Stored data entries
◇ ◇ ◇ ◇

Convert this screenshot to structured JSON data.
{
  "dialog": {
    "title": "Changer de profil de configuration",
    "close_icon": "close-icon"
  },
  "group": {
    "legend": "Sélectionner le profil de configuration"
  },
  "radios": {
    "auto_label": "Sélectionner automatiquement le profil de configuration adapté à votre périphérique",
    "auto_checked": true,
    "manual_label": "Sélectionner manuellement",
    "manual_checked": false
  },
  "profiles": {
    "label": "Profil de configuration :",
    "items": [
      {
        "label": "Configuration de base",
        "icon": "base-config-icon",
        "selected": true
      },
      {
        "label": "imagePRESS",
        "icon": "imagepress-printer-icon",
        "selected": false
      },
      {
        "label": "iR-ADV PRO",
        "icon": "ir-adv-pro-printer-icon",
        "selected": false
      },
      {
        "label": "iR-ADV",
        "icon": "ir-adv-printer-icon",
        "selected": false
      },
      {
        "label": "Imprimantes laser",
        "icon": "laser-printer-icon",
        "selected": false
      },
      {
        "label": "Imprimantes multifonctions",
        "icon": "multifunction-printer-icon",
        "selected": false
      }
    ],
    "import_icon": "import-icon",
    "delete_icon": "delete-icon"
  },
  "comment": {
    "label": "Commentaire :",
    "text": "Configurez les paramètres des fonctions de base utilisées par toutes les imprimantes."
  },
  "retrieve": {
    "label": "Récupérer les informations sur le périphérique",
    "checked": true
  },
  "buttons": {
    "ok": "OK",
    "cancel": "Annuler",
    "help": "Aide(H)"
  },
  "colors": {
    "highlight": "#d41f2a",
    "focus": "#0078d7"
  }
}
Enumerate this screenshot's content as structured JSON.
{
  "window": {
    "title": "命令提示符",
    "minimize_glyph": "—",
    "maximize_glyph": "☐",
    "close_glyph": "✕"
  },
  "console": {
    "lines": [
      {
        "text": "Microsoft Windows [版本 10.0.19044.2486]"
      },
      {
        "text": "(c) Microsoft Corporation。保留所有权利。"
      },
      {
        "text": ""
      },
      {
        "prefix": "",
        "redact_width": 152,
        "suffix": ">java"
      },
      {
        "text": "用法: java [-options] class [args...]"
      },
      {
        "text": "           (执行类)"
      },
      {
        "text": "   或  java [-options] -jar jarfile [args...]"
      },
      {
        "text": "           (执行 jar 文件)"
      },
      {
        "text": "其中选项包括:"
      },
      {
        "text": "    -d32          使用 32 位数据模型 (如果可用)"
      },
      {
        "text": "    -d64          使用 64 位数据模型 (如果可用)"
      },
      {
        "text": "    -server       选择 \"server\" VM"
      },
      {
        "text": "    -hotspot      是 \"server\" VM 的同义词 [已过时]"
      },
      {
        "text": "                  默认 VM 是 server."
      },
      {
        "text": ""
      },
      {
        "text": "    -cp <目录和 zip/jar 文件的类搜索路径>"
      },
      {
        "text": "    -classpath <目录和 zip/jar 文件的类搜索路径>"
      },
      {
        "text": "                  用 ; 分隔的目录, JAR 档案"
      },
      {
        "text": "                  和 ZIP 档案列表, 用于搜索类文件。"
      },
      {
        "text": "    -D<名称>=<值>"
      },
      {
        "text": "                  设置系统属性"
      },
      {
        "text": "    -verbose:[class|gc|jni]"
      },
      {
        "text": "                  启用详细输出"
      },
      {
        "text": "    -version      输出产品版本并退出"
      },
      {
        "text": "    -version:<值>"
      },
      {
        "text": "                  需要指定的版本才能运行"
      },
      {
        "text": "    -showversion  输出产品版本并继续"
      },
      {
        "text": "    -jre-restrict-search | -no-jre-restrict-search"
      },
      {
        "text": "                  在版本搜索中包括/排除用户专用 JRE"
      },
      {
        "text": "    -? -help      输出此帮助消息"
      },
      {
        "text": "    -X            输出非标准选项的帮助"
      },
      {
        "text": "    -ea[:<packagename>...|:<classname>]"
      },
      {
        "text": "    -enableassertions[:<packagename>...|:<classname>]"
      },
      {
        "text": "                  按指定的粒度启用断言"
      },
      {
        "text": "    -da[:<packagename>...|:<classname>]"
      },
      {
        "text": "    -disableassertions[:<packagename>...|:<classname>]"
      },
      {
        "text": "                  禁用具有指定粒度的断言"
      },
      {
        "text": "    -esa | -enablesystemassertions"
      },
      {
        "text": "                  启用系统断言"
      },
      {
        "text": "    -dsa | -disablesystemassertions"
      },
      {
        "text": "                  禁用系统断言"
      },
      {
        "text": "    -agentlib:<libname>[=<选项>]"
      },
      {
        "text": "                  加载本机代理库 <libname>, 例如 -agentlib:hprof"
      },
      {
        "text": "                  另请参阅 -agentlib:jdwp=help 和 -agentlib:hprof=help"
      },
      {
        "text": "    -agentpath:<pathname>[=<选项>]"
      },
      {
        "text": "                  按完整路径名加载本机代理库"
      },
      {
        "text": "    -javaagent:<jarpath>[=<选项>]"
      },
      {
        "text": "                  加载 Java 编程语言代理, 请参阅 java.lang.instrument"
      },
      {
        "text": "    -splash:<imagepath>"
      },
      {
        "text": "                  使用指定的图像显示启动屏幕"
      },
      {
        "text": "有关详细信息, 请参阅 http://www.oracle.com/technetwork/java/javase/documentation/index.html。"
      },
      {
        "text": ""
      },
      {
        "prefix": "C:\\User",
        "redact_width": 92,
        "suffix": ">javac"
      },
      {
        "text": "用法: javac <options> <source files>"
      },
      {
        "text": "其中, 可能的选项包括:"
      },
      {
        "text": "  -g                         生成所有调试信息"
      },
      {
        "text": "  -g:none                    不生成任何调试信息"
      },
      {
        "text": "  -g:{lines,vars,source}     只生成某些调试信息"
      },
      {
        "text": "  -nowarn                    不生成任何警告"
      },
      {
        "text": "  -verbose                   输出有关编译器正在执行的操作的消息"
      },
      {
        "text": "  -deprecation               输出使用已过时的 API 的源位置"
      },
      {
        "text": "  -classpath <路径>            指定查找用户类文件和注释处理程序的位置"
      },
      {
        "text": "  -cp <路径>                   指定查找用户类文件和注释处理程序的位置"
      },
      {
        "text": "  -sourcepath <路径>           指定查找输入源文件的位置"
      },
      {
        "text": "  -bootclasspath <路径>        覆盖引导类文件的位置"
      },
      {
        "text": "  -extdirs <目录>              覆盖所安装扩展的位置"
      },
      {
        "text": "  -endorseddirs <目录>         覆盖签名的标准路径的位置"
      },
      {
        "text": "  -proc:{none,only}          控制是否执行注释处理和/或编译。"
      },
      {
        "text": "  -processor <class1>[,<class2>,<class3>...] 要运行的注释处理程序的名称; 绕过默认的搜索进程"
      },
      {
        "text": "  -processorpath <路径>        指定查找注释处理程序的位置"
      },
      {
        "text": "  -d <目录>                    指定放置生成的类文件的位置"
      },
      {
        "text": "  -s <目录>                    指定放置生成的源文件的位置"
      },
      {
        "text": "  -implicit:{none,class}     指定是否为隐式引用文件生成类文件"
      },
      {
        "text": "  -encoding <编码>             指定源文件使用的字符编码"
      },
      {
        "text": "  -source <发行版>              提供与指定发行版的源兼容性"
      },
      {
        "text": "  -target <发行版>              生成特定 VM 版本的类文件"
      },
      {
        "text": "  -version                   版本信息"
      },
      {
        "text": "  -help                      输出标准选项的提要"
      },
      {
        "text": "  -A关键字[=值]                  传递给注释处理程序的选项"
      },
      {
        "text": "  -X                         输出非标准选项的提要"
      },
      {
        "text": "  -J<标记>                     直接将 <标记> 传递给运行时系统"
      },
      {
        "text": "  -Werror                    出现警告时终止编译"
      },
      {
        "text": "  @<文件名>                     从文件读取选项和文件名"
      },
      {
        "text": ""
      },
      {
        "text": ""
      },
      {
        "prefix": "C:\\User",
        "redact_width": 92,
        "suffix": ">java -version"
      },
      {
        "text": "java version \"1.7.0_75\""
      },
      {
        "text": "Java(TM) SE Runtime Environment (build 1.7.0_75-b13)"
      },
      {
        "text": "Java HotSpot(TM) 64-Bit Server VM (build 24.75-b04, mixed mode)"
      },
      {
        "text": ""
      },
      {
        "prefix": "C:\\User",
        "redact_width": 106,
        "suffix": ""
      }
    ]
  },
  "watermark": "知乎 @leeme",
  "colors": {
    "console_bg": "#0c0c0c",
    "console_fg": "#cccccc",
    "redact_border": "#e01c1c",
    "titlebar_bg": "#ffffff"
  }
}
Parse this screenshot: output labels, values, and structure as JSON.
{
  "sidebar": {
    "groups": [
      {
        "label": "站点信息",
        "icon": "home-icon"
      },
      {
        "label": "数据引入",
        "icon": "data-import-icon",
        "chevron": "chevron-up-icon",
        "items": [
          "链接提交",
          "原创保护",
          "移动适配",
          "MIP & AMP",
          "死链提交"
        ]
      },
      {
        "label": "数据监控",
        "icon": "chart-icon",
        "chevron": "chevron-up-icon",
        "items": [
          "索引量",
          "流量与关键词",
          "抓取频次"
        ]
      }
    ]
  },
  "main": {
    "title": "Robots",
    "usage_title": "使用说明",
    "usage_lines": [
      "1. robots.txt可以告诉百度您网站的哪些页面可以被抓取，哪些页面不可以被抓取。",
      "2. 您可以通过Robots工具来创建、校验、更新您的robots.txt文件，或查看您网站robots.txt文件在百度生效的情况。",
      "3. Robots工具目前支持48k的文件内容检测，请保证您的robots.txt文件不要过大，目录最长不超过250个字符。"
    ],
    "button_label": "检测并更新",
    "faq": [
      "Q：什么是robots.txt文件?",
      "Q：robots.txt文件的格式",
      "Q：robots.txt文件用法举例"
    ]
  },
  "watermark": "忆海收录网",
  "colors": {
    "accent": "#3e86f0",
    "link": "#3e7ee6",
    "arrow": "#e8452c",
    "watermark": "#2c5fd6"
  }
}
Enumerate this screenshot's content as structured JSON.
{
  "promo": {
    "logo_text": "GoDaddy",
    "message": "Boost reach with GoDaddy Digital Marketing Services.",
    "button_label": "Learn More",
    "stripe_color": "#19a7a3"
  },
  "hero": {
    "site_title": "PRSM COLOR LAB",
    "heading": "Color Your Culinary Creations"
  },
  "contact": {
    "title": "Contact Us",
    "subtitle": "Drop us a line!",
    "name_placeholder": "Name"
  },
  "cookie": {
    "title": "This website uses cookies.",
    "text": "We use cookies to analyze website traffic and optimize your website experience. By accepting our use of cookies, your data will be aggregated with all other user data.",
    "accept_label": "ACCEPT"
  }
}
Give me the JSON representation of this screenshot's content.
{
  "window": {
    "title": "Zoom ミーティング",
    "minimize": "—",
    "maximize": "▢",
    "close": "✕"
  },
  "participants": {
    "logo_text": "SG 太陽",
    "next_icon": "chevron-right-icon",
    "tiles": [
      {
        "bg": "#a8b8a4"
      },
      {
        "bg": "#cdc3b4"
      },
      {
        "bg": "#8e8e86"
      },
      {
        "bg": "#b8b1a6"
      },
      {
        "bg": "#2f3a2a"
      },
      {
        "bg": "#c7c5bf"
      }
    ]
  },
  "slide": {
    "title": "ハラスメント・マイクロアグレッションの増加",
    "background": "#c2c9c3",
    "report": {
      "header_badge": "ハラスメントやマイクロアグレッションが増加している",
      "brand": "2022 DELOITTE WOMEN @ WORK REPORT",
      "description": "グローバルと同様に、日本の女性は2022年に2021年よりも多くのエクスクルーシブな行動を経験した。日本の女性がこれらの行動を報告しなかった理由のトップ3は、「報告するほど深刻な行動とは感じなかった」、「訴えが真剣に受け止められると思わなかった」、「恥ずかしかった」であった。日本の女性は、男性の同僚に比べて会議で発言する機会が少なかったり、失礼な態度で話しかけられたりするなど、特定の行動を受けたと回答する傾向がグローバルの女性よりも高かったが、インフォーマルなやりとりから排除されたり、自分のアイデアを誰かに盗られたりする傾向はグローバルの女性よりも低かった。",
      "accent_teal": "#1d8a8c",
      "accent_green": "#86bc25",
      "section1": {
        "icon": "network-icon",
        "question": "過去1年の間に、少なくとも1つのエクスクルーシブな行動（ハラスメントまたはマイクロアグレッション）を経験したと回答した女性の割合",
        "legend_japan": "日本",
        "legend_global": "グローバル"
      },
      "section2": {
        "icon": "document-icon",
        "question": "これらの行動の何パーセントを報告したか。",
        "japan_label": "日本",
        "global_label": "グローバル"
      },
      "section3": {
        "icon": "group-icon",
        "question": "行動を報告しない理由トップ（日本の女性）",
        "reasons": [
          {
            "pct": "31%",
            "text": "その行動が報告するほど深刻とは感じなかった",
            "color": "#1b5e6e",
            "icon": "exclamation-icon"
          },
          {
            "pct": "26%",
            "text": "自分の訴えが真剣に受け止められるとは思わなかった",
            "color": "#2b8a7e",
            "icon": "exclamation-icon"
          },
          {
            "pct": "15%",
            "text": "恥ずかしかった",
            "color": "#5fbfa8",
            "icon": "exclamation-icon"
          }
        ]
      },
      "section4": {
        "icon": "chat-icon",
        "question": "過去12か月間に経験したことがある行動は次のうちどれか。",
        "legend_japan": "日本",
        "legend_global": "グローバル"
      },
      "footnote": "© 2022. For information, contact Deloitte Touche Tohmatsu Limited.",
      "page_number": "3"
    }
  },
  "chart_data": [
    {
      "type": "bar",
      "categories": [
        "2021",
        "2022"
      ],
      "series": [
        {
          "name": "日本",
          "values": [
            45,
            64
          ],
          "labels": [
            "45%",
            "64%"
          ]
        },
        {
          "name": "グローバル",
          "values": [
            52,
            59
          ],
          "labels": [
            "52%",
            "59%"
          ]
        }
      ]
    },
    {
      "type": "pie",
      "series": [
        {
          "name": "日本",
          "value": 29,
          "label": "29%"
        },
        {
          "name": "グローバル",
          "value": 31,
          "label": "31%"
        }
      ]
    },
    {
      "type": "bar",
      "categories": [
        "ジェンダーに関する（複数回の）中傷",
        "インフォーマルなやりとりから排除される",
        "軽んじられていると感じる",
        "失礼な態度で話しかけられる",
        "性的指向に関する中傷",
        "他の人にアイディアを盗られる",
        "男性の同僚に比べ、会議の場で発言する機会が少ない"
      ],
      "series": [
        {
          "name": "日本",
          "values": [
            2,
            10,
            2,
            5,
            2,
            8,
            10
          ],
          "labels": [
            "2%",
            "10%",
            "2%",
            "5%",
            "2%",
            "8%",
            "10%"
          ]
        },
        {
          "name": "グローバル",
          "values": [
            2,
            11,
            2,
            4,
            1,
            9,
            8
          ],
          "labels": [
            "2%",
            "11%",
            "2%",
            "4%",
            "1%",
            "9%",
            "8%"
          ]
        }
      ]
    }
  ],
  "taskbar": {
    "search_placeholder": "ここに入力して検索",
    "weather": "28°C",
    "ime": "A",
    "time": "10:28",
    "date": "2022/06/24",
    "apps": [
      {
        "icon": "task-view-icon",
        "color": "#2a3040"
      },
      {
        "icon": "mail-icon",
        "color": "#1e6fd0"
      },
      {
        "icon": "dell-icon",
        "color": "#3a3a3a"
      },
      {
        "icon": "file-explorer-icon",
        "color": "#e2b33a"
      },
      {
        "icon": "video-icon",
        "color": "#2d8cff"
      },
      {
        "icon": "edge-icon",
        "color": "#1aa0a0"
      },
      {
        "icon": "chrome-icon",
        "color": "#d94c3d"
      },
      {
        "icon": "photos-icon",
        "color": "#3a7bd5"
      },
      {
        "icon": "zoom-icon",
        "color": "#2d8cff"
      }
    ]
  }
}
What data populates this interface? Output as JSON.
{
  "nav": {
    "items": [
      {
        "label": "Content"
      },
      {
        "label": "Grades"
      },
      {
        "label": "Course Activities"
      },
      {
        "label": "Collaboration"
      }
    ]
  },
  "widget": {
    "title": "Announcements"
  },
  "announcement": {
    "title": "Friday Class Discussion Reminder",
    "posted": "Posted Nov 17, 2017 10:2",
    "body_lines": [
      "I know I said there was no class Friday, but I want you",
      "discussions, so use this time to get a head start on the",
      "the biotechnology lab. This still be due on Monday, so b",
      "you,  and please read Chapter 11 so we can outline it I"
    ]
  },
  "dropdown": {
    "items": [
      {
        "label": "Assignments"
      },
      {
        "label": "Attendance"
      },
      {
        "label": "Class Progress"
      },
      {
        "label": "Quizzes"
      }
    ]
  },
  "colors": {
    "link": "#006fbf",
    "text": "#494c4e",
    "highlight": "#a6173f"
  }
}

◇ ◇ ◇ ◇

EXERCISE AIM -> Pick out each line above that includes "verbose" and show it.

WRITTEN RESPONSE ->
        "text": "    -verbose:[class|gc|jni]"
        "text": "  -verbose                   输出有关编译器正在执行的操作的消息"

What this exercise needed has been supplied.